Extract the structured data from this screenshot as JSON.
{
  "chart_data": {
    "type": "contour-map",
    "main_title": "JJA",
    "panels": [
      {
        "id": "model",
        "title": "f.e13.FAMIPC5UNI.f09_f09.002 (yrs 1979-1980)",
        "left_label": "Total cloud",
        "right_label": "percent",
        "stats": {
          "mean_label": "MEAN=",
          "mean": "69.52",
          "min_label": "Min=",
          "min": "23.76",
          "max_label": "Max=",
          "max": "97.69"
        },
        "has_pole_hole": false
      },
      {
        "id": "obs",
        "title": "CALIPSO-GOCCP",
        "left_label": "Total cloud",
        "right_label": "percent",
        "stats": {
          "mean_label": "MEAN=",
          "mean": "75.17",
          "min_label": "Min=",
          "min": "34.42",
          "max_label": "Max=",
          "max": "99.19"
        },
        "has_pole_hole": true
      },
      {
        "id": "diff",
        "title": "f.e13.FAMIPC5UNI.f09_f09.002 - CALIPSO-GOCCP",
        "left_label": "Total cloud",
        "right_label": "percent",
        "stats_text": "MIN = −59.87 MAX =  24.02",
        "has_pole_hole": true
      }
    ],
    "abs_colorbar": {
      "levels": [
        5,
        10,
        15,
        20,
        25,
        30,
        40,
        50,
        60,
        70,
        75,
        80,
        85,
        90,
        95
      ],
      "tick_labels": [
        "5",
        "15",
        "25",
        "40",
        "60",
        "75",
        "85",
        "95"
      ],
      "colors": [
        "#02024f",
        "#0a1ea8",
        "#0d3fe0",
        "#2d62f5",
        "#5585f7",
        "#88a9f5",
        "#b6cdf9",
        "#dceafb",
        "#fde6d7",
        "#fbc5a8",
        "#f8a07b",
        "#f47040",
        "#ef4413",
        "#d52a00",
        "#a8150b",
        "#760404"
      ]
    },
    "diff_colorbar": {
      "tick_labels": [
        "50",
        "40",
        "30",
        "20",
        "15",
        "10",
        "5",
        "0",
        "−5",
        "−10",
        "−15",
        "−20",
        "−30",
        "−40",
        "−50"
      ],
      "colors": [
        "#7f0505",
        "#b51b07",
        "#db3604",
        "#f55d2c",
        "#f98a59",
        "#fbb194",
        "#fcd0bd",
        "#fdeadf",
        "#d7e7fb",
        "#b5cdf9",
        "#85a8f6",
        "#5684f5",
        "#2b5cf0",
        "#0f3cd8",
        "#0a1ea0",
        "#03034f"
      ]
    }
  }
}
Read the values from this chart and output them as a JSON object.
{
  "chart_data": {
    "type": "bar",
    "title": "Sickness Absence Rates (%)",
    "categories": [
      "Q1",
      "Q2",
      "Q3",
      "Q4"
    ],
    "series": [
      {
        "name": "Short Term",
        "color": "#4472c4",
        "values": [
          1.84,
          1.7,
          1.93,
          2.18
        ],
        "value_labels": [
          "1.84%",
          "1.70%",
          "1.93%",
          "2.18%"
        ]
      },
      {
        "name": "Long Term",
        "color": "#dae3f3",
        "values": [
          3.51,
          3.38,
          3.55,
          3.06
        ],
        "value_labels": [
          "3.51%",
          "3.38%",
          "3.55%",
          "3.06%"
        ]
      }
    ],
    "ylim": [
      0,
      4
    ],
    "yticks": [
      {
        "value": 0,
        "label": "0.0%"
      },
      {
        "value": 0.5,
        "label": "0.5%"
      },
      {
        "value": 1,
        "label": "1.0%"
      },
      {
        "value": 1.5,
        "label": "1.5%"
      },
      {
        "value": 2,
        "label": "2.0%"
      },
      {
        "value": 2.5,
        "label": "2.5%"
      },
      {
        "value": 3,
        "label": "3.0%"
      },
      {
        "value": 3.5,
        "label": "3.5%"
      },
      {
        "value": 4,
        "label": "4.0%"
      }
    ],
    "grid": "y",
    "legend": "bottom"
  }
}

======

WHAT TO PRODUCE: Count how many lines contain "from" and give only that count.

FINAL ANSWER: 2